#### THE DATA
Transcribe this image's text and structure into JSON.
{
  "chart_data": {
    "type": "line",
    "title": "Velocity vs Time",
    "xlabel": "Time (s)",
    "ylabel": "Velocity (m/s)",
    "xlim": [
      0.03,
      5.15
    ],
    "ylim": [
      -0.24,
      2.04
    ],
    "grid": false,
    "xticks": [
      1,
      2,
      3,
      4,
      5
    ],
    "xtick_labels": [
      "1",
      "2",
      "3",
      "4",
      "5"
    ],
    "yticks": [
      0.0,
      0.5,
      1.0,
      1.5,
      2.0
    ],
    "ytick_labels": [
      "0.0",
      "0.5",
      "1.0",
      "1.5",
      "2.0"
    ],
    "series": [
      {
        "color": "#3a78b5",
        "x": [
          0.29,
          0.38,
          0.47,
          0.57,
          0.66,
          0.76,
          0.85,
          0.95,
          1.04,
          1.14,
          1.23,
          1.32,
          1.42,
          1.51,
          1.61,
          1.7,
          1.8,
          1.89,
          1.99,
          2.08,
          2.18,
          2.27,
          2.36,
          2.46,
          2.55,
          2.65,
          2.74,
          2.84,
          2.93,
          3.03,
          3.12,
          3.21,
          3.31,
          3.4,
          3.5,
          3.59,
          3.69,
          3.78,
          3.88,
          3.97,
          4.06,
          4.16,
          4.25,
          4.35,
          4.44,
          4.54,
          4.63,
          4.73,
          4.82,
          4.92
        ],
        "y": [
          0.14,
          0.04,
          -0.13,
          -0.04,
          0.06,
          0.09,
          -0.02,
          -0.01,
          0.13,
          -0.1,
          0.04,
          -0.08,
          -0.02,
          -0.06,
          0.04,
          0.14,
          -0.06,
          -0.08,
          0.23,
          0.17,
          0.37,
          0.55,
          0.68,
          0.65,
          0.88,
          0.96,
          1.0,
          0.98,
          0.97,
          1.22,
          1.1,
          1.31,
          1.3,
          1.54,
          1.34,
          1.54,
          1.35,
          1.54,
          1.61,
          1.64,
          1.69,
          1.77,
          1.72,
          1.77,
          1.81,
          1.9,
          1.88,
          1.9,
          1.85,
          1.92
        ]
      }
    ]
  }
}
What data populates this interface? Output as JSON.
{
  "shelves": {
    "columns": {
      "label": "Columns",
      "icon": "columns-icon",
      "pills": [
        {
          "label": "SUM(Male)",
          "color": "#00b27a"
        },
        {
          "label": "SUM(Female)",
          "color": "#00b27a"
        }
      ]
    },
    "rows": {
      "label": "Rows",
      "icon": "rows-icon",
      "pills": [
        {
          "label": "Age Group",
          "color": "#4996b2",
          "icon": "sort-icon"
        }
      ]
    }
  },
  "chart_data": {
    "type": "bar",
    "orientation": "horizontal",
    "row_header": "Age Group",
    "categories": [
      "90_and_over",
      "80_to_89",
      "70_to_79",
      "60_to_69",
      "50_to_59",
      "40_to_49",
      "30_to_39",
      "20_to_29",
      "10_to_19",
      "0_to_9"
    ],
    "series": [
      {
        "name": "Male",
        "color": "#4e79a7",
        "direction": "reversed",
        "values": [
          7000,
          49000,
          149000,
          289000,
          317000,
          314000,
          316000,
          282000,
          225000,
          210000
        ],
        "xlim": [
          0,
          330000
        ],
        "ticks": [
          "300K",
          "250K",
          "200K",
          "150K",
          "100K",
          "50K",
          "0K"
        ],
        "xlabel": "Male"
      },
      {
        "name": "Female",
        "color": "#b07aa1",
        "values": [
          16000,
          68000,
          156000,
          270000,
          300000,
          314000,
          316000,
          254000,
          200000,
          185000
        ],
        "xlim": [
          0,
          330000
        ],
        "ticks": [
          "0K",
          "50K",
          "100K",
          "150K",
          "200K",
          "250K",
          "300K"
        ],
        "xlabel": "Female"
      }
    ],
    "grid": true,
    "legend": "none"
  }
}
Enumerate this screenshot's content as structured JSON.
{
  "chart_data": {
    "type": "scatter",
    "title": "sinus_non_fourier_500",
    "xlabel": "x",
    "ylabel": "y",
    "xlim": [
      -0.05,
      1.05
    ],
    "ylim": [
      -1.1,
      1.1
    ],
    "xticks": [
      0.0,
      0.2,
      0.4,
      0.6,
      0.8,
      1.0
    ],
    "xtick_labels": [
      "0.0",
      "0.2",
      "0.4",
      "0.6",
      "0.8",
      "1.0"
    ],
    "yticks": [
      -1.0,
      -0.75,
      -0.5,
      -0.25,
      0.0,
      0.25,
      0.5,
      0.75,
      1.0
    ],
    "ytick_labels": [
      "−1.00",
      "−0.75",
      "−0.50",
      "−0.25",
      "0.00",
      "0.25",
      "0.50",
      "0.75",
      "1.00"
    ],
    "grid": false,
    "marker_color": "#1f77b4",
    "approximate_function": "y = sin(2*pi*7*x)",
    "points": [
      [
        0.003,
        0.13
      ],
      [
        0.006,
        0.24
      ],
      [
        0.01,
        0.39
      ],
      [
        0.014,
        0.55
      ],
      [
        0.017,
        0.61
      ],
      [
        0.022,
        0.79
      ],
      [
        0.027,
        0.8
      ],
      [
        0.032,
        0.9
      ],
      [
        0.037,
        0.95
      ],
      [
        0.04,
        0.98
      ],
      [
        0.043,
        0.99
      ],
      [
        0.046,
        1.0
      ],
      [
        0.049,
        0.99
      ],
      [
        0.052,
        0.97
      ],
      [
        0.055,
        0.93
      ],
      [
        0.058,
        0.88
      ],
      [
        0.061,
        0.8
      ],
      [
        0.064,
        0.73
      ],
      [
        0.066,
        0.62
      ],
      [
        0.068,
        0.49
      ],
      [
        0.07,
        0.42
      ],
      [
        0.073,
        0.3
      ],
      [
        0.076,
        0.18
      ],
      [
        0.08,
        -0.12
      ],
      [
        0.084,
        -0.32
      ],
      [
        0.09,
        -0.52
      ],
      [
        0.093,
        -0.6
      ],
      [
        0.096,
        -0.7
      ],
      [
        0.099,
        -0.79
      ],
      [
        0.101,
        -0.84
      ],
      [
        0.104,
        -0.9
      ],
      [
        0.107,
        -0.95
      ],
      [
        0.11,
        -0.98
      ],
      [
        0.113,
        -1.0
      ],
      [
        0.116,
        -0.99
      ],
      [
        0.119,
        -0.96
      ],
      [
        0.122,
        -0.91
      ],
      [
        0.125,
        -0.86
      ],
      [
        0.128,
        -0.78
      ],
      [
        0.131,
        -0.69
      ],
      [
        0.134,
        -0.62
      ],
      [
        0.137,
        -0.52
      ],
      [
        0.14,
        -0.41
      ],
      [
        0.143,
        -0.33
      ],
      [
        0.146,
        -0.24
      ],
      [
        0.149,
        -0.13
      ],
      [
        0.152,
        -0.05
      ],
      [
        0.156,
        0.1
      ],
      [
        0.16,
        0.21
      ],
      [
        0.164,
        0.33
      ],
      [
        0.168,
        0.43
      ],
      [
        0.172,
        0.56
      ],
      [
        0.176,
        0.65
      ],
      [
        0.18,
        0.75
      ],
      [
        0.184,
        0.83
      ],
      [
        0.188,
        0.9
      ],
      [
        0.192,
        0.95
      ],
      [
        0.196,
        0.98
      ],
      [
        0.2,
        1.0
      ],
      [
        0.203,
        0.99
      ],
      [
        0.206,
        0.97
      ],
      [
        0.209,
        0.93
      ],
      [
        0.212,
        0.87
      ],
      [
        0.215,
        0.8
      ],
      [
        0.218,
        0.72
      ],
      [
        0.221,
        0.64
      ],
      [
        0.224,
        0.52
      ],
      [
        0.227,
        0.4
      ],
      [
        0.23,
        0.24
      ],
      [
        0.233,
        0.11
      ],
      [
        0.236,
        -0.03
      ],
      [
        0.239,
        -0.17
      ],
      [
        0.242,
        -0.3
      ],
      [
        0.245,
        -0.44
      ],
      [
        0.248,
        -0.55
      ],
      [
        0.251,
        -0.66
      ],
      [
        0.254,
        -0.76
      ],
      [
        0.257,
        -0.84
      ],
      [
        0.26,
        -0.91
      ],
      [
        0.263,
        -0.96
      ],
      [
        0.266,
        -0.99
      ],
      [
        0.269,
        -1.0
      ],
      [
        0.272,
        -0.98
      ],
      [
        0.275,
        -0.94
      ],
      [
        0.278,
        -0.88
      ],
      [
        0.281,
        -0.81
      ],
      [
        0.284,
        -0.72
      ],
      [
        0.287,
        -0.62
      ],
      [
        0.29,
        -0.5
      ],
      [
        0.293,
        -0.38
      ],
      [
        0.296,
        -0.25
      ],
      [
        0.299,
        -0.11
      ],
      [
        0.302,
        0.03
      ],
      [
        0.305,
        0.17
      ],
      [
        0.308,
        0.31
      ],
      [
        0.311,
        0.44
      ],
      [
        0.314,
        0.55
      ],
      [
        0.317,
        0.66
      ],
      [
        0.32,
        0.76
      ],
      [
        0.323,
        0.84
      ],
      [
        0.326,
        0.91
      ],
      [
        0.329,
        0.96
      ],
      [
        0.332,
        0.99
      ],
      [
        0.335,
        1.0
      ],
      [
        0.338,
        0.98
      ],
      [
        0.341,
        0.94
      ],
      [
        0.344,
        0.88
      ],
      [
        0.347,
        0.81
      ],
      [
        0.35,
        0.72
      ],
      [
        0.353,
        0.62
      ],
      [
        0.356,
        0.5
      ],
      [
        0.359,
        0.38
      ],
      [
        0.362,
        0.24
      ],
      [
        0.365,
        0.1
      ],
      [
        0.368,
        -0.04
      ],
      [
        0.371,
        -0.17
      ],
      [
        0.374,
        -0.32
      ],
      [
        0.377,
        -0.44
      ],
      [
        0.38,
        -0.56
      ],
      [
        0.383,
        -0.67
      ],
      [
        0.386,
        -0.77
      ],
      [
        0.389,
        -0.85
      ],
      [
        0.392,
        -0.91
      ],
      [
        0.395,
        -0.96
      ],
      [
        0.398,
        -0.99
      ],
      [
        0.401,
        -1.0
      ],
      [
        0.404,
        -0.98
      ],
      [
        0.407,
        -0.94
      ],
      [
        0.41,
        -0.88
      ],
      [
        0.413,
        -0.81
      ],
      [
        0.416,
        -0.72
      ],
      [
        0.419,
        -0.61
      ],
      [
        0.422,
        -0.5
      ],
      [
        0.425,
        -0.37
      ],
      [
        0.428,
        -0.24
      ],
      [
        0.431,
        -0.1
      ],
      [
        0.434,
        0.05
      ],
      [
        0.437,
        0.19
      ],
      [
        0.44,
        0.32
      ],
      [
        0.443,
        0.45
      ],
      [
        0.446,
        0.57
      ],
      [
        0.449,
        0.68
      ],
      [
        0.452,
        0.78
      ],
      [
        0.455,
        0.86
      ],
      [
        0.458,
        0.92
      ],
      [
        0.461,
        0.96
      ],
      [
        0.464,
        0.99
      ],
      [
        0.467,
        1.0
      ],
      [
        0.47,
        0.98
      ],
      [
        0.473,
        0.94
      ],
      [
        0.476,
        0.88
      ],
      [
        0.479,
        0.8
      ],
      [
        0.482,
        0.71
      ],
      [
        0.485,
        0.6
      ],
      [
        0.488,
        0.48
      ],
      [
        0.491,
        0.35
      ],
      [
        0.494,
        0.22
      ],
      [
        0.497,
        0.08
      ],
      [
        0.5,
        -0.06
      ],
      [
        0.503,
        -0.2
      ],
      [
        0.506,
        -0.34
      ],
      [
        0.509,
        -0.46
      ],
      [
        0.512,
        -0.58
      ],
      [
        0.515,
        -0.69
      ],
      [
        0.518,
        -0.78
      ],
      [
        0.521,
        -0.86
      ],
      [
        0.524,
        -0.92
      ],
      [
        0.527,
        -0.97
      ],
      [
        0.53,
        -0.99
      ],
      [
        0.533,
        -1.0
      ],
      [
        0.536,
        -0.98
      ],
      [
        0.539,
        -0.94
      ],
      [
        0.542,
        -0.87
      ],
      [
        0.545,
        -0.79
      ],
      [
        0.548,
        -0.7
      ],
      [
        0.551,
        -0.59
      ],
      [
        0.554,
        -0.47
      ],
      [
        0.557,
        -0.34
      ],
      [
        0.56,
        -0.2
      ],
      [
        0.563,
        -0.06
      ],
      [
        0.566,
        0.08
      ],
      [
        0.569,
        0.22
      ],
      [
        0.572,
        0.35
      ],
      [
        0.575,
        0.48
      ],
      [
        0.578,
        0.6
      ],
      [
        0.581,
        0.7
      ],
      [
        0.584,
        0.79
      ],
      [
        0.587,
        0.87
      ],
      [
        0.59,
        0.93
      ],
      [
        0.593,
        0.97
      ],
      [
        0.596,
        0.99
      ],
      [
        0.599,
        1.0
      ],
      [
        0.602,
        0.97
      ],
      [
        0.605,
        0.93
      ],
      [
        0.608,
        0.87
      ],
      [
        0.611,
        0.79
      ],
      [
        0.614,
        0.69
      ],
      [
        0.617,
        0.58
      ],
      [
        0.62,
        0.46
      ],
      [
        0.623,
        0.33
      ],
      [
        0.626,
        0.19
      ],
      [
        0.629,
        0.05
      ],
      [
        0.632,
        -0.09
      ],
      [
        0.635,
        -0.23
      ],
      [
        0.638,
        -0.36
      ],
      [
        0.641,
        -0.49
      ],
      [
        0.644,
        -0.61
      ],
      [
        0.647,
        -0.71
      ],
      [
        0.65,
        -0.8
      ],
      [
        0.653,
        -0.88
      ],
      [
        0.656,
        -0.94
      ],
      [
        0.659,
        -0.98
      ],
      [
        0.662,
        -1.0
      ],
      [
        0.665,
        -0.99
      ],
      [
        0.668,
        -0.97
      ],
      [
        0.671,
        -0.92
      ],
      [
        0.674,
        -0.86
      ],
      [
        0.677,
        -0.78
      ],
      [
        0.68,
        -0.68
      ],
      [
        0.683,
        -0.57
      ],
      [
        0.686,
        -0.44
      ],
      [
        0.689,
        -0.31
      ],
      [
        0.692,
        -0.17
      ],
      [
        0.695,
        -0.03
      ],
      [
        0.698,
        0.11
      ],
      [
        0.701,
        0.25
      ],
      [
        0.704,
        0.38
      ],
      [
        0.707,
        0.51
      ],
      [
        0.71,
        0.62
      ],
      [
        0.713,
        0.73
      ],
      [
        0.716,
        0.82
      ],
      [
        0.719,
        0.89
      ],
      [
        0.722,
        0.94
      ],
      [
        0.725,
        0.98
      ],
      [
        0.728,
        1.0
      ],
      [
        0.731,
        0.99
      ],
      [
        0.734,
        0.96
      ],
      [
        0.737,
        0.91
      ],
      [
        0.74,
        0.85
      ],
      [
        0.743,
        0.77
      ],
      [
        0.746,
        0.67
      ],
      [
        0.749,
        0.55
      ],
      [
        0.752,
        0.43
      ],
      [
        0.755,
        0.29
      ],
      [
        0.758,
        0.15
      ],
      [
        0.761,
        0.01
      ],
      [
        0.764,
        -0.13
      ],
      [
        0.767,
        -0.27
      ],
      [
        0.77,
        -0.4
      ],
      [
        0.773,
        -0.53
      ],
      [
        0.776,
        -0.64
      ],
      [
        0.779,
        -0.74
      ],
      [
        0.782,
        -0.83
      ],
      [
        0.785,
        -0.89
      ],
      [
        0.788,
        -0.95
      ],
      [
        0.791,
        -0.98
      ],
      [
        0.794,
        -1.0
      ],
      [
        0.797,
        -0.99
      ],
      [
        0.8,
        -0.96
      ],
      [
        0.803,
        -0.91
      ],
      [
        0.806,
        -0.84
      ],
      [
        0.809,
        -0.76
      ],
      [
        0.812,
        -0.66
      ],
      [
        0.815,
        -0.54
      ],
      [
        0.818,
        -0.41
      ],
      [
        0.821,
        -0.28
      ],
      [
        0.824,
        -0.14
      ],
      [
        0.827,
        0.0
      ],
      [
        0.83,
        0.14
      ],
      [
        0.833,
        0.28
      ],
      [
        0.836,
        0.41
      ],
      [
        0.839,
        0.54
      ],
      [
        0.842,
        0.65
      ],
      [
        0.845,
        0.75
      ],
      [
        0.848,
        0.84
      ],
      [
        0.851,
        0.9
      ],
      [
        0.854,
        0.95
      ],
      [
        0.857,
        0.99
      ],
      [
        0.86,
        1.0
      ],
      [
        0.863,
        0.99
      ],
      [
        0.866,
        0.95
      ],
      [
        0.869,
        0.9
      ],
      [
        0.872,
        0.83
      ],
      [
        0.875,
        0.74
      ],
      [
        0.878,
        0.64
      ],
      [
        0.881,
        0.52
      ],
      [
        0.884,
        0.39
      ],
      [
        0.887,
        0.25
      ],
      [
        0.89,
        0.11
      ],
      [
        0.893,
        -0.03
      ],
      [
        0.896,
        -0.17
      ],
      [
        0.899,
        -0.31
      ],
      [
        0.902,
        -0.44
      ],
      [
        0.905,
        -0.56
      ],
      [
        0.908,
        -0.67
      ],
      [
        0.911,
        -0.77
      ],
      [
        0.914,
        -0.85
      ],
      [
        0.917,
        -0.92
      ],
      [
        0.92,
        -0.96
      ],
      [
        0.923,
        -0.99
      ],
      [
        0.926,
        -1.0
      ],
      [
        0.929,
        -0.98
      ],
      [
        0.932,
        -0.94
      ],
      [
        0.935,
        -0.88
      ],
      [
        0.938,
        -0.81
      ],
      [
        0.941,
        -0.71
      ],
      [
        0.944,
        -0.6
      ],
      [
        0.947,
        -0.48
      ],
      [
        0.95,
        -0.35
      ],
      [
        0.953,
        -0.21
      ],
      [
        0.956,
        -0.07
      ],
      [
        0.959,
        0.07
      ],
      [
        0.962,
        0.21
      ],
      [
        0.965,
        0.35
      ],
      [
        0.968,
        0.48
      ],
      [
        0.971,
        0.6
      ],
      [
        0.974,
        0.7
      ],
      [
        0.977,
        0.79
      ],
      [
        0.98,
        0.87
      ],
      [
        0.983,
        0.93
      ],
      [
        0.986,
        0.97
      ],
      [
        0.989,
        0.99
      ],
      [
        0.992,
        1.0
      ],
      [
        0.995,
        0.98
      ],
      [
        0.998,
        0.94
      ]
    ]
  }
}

#### TASK TO COMPLETE
Which lines contain the word "Group"? Return each of them.

#### WRITTEN ANSWER
          "label": "Age Group",
    "row_header": "Age Group",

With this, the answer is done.